• **WHAT IS BEING ASKED**
For the data below, work out how many lines include the string "Aguardando" and report only the number.

• **EXTRACTED INFORMATION**
********

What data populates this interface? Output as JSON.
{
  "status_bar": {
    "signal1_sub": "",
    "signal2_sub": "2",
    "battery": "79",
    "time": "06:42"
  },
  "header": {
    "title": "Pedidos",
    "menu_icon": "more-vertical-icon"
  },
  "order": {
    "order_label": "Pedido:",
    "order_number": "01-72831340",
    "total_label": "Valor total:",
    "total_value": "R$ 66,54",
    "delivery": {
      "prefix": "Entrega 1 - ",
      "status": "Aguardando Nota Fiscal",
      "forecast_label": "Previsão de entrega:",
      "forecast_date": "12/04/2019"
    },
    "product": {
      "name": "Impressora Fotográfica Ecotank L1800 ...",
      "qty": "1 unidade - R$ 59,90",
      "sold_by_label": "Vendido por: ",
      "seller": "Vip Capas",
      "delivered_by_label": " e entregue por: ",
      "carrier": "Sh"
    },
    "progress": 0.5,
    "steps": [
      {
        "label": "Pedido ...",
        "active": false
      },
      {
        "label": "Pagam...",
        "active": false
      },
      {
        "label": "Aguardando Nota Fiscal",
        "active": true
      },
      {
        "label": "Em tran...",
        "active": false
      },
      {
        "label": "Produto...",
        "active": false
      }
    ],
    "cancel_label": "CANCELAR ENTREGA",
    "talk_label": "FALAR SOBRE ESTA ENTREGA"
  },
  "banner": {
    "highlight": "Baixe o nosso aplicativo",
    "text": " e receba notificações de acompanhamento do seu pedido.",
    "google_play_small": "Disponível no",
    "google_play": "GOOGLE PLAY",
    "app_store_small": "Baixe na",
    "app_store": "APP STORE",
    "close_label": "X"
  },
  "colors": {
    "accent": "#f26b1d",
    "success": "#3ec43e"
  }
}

********

• **RESPONSE TO THE TASK**
2